## EXERCISE DIRECTIONS
For the records below, give the count of lines holding the word "Thushan" and nothing more.

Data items
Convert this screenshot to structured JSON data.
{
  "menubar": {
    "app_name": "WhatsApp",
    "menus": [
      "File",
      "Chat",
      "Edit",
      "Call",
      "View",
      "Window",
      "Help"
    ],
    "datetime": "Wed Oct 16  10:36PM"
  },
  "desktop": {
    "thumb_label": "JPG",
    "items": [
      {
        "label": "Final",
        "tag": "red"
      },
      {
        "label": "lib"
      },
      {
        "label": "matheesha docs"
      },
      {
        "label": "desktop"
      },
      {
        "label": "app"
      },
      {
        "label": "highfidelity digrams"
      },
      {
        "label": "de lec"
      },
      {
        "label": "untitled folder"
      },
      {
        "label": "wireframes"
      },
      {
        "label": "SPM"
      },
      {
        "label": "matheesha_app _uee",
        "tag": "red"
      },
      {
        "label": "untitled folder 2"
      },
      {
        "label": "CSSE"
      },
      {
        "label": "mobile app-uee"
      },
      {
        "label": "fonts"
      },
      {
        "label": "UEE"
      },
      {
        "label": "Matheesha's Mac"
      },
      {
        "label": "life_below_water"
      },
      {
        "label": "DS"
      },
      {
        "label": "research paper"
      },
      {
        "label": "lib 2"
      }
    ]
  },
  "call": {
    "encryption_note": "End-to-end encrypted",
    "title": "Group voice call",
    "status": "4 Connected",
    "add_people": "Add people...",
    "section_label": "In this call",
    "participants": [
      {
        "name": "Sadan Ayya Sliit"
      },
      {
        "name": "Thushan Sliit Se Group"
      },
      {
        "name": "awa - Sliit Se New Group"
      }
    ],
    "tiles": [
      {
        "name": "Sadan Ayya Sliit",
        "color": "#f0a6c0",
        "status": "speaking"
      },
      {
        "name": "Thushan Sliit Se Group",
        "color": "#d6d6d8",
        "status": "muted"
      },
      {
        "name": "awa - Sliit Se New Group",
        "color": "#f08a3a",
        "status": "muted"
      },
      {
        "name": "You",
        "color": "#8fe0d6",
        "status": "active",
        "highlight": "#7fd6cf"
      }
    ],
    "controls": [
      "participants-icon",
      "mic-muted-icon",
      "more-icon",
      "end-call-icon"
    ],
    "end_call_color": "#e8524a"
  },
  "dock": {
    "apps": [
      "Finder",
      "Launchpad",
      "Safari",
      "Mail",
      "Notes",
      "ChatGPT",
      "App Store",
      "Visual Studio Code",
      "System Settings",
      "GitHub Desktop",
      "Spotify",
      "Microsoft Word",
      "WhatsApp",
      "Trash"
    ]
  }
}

## WRITTEN SOLUTION
2